### What needs to be done
Leaving the pictures aside, transcribe every line below exactly.

----------------

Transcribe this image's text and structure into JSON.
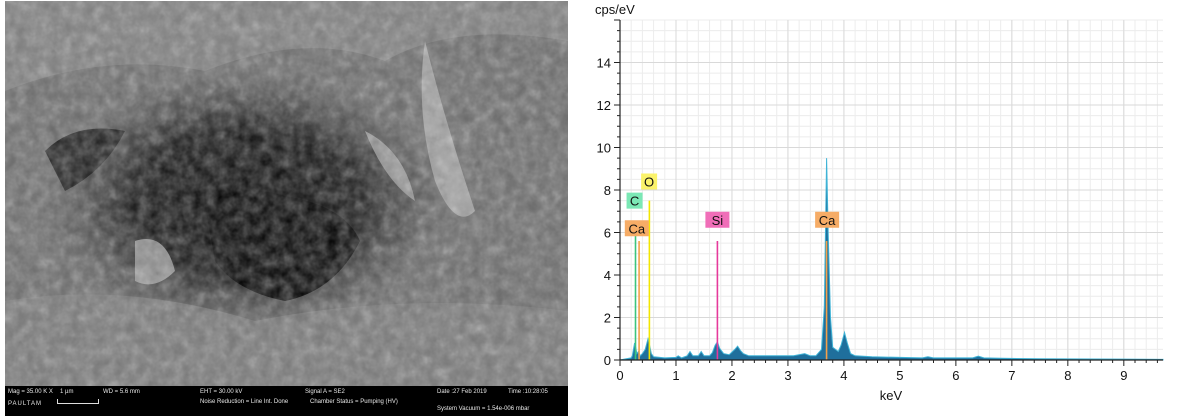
{
  "sem": {
    "image_label": "SEM micrograph",
    "databar": {
      "mag": "Mag = 35.00 K X",
      "scale": "1 µm",
      "wd": "WD = 5.6 mm",
      "eht": "EHT = 30.00 kV",
      "signal": "Signal A = SE2",
      "date": "Date :27 Feb 2019",
      "time": "Time :10:28:05",
      "noise": "Noise Reduction = Line Int. Done",
      "chamber": "Chamber Status = Pumping (HV)",
      "vacuum": "System Vacuum = 1.54e-006 mbar",
      "operator": "PAULTAM"
    }
  },
  "chart_data": {
    "type": "area",
    "ylabel": "cps/eV",
    "xlabel": "keV",
    "xlim": [
      0,
      9.7
    ],
    "ylim": [
      0,
      16
    ],
    "xticks": [
      0,
      1,
      2,
      3,
      4,
      5,
      6,
      7,
      8,
      9
    ],
    "yticks": [
      0,
      2,
      4,
      6,
      8,
      10,
      12,
      14
    ],
    "grid": true,
    "spectrum": {
      "x": [
        0.0,
        0.1,
        0.2,
        0.22,
        0.26,
        0.28,
        0.3,
        0.33,
        0.36,
        0.4,
        0.45,
        0.5,
        0.52,
        0.56,
        0.6,
        0.8,
        1.0,
        1.04,
        1.1,
        1.2,
        1.25,
        1.3,
        1.4,
        1.45,
        1.5,
        1.6,
        1.65,
        1.7,
        1.74,
        1.78,
        1.85,
        1.95,
        2.05,
        2.1,
        2.15,
        2.2,
        2.3,
        2.5,
        2.8,
        3.1,
        3.3,
        3.4,
        3.5,
        3.6,
        3.65,
        3.69,
        3.72,
        3.76,
        3.8,
        3.9,
        3.95,
        4.01,
        4.06,
        4.12,
        4.2,
        4.5,
        5.0,
        5.4,
        5.5,
        5.6,
        6.0,
        6.3,
        6.4,
        6.5,
        6.8,
        7.5,
        8.0,
        9.0,
        9.7
      ],
      "y": [
        0.0,
        0.05,
        0.1,
        0.2,
        0.8,
        0.6,
        0.3,
        0.4,
        0.2,
        0.3,
        0.5,
        1.0,
        0.8,
        0.3,
        0.15,
        0.1,
        0.12,
        0.2,
        0.1,
        0.2,
        0.4,
        0.2,
        0.2,
        0.4,
        0.2,
        0.2,
        0.35,
        0.7,
        0.85,
        0.55,
        0.3,
        0.25,
        0.5,
        0.65,
        0.45,
        0.3,
        0.2,
        0.2,
        0.2,
        0.2,
        0.3,
        0.2,
        0.2,
        0.5,
        2.5,
        9.5,
        6.0,
        2.0,
        0.6,
        0.4,
        0.7,
        1.3,
        0.8,
        0.3,
        0.2,
        0.15,
        0.12,
        0.1,
        0.15,
        0.1,
        0.1,
        0.1,
        0.18,
        0.1,
        0.08,
        0.06,
        0.05,
        0.04,
        0.03
      ]
    },
    "element_lines": [
      {
        "label": "C",
        "kev": 0.277,
        "height": 6.5,
        "color": "#3cc47c",
        "label_x": 0.26,
        "label_y": 7.5,
        "label_bg": "#7be8b5"
      },
      {
        "label": "O",
        "kev": 0.525,
        "height": 7.5,
        "color": "#f2e600",
        "label_x": 0.52,
        "label_y": 8.4,
        "label_bg": "#fbf36a"
      },
      {
        "label": "Ca",
        "kev": 0.341,
        "height": 5.6,
        "color": "#f4a14a",
        "label_x": 0.3,
        "label_y": 6.2,
        "label_bg": "#f6ac66"
      },
      {
        "label": "Si",
        "kev": 1.74,
        "height": 5.6,
        "color": "#e6399b",
        "label_x": 1.74,
        "label_y": 6.6,
        "label_bg": "#f06eb8"
      },
      {
        "label": "Ca",
        "kev": 3.69,
        "height": 5.6,
        "color": "#f4a14a",
        "label_x": 3.7,
        "label_y": 6.6,
        "label_bg": "#f6ac66"
      }
    ],
    "colors": {
      "fill": "#1f6f9c",
      "stroke": "#3fb3d6",
      "grid": "#d9d9d9",
      "axis": "#222222"
    }
  }
}
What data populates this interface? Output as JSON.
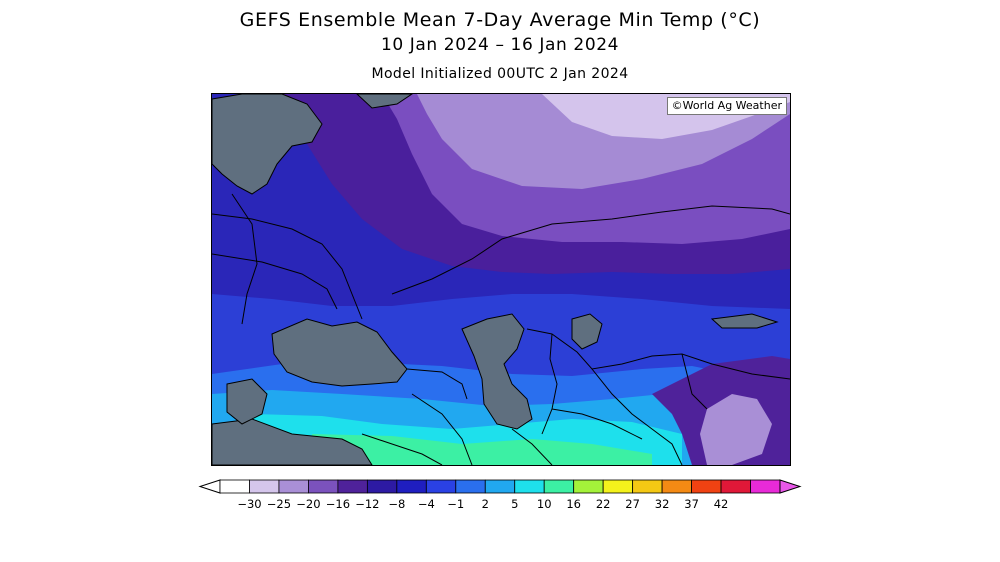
{
  "title": "GEFS Ensemble Mean 7-Day Average Min Temp (°C)",
  "date_range": "10 Jan 2024 – 16 Jan 2024",
  "init": "Model Initialized 00UTC 2 Jan 2024",
  "credit": "©World Ag Weather",
  "legend": {
    "ticks": [
      "−30",
      "−25",
      "−20",
      "−16",
      "−12",
      "−8",
      "−4",
      "−1",
      "2",
      "5",
      "10",
      "16",
      "22",
      "27",
      "32",
      "37",
      "42"
    ],
    "colors": [
      "#ffffff",
      "#d5c6ec",
      "#a98fd6",
      "#7b52bd",
      "#4f229a",
      "#2d1aa3",
      "#1f1ec0",
      "#2a41e4",
      "#2a6fee",
      "#21a8f0",
      "#1ee0ec",
      "#3cf0a4",
      "#a4f23a",
      "#f4f21c",
      "#f4c814",
      "#f48a14",
      "#f04212",
      "#e01838",
      "#e82ad8"
    ],
    "low_arrow_color": "#ffffff",
    "high_arrow_color": "#e858e8"
  },
  "map": {
    "water_color": "#5f6f7f",
    "border_color": "#000000"
  }
}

----------------

### In response
Transcribe this image's text and structure into JSON.
{
  "sem": {
    "image_label": "SEM micrograph",
    "databar": {
      "mag": "Mag = 35.00 K X",
      "scale": "1 µm",
      "wd": "WD = 5.6 mm",
      "eht": "EHT = 30.00 kV",
      "signal": "Signal A = SE2",
      "date": "Date :27 Feb 2019",
      "time": "Time :10:28:05",
      "noise": "Noise Reduction = Line Int. Done",
      "chamber": "Chamber Status = Pumping (HV)",
      "vacuum": "System Vacuum = 1.54e-006 mbar",
      "operator": "PAULTAM"
    }
  },
  "chart_data": {
    "type": "area",
    "ylabel": "cps/eV",
    "xlabel": "keV",
    "xlim": [
      0,
      9.7
    ],
    "ylim": [
      0,
      16
    ],
    "xticks": [
      0,
      1,
      2,
      3,
      4,
      5,
      6,
      7,
      8,
      9
    ],
    "yticks": [
      0,
      2,
      4,
      6,
      8,
      10,
      12,
      14
    ],
    "grid": true,
    "spectrum": {
      "x": [
        0.0,
        0.1,
        0.2,
        0.22,
        0.26,
        0.28,
        0.3,
        0.33,
        0.36,
        0.4,
        0.45,
        0.5,
        0.52,
        0.56,
        0.6,
        0.8,
        1.0,
        1.04,
        1.1,
        1.2,
        1.25,
        1.3,
        1.4,
        1.45,
        1.5,
        1.6,
        1.65,
        1.7,
        1.74,
        1.78,
        1.85,
        1.95,
        2.05,
        2.1,
        2.15,
        2.2,
        2.3,
        2.5,
        2.8,
        3.1,
        3.3,
        3.4,
        3.5,
        3.6,
        3.65,
        3.69,
        3.72,
        3.76,
        3.8,
        3.9,
        3.95,
        4.01,
        4.06,
        4.12,
        4.2,
        4.5,
        5.0,
        5.4,
        5.5,
        5.6,
        6.0,
        6.3,
        6.4,
        6.5,
        6.8,
        7.5,
        8.0,
        9.0,
        9.7
      ],
      "y": [
        0.0,
        0.05,
        0.1,
        0.2,
        0.8,
        0.6,
        0.3,
        0.4,
        0.2,
        0.3,
        0.5,
        1.0,
        0.8,
        0.3,
        0.15,
        0.1,
        0.12,
        0.2,
        0.1,
        0.2,
        0.4,
        0.2,
        0.2,
        0.4,
        0.2,
        0.2,
        0.35,
        0.7,
        0.85,
        0.55,
        0.3,
        0.25,
        0.5,
        0.65,
        0.45,
        0.3,
        0.2,
        0.2,
        0.2,
        0.2,
        0.3,
        0.2,
        0.2,
        0.5,
        2.5,
        9.5,
        6.0,
        2.0,
        0.6,
        0.4,
        0.7,
        1.3,
        0.8,
        0.3,
        0.2,
        0.15,
        0.12,
        0.1,
        0.15,
        0.1,
        0.1,
        0.1,
        0.18,
        0.1,
        0.08,
        0.06,
        0.05,
        0.04,
        0.03
      ]
    },
    "element_lines": [
      {
        "label": "C",
        "kev": 0.277,
        "height": 6.5,
        "color": "#3cc47c",
        "label_x": 0.26,
        "label_y": 7.5,
        "label_bg": "#7be8b5"
      },
      {
        "label": "O",
        "kev": 0.525,
        "height": 7.5,
        "color": "#f2e600",
        "label_x": 0.52,
        "label_y": 8.4,
        "label_bg": "#fbf36a"
      },
      {
        "label": "Ca",
        "kev": 0.341,
        "height": 5.6,
        "color": "#f4a14a",
        "label_x": 0.3,
        "label_y": 6.2,
        "label_bg": "#f6ac66"
      },
      {
        "label": "Si",
        "kev": 1.74,
        "height": 5.6,
        "color": "#e6399b",
        "label_x": 1.74,
        "label_y": 6.6,
        "label_bg": "#f06eb8"
      },
      {
        "label": "Ca",
        "kev": 3.69,
        "height": 5.6,
        "color": "#f4a14a",
        "label_x": 3.7,
        "label_y": 6.6,
        "label_bg": "#f6ac66"
      }
    ],
    "colors": {
      "fill": "#1f6f9c",
      "stroke": "#3fb3d6",
      "grid": "#d9d9d9",
      "axis": "#222222"
    }
  }
}
What data populates this interface? Output as JSON.
{
  "title": "GEFS Ensemble Mean 7-Day Average Min Temp (°C)",
  "date_range": "10 Jan 2024 – 16 Jan 2024",
  "init": "Model Initialized 00UTC 2 Jan 2024",
  "credit": "©World Ag Weather",
  "legend": {
    "ticks": [
      "−30",
      "−25",
      "−20",
      "−16",
      "−12",
      "−8",
      "−4",
      "−1",
      "2",
      "5",
      "10",
      "16",
      "22",
      "27",
      "32",
      "37",
      "42"
    ],
    "colors": [
      "#ffffff",
      "#d5c6ec",
      "#a98fd6",
      "#7b52bd",
      "#4f229a",
      "#2d1aa3",
      "#1f1ec0",
      "#2a41e4",
      "#2a6fee",
      "#21a8f0",
      "#1ee0ec",
      "#3cf0a4",
      "#a4f23a",
      "#f4f21c",
      "#f4c814",
      "#f48a14",
      "#f04212",
      "#e01838",
      "#e82ad8"
    ],
    "low_arrow_color": "#ffffff",
    "high_arrow_color": "#e858e8"
  },
  "map": {
    "water_color": "#5f6f7f",
    "border_color": "#000000"
  }
}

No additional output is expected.